--- Given problem ---
Write out the passage from the article below on Nigeria's teacher shortage that begins at the words "Oyelere told newsmen" and stops after "in the sector.".

--- Passage provided ---

Mr Samson Oyelere, the State Secretary, Nigeria Union of Teachers (NUT), said that making teaching profession more attractive would close the manpower gap in both primary and post primary education.
Oyelere told newsmen in Abeokuta that the state government should encourage adequate renumeration for teachers, saying it would be a major boost in solving the problem.
He noted that there was need for the state government to appoint more teachers in order to close the manpower gap in the sector.
“Teachers are embodiment of knowledge and they impact knowledge. We must have adequate number of teachers to cater for the number of students we are having as our population is increasing, I think the numbers of teachers too should increase,”he said.
He urged government to always appoint locals anytime there would be any appointments, saying that those residing within the locality would be willing to stay rather than bringing someone from over 60km away.
“We have advised government , that anytime there will be any appointments , they should always appoint the locals, those that are within that area.
“They will be ready to stay, better than picking people from Abeokuta moving them to waterside, almost about 60km to 80km, its never done anywhere, without any incentives, accomodations, rural allowance.
“Teachers don’t want to go to remote areas. It’s about incentives, you can’t move me out completely from my family without any incentives and you think I will stay there.
“There is need for motivation if we don’t want to lack teachers in the state ,” he said.
He listed factors responsible for shortage of manpower to include lack of motivation, illness, some teachers are dead, some due to better offer from another field.

--- Record list ---

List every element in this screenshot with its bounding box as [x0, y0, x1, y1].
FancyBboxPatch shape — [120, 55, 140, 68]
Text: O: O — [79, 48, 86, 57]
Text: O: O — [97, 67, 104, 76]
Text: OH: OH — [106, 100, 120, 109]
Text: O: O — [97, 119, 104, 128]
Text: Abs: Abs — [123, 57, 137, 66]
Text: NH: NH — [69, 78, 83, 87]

--- Solved problem ---
Oyelere told newsmen in Abeokuta that the state government should encourage adequate renumeration for teachers, saying it would be a major boost in solving the problem.
He noted that there was need for the state government to appoint more teachers in order to close the manpower gap in the sector.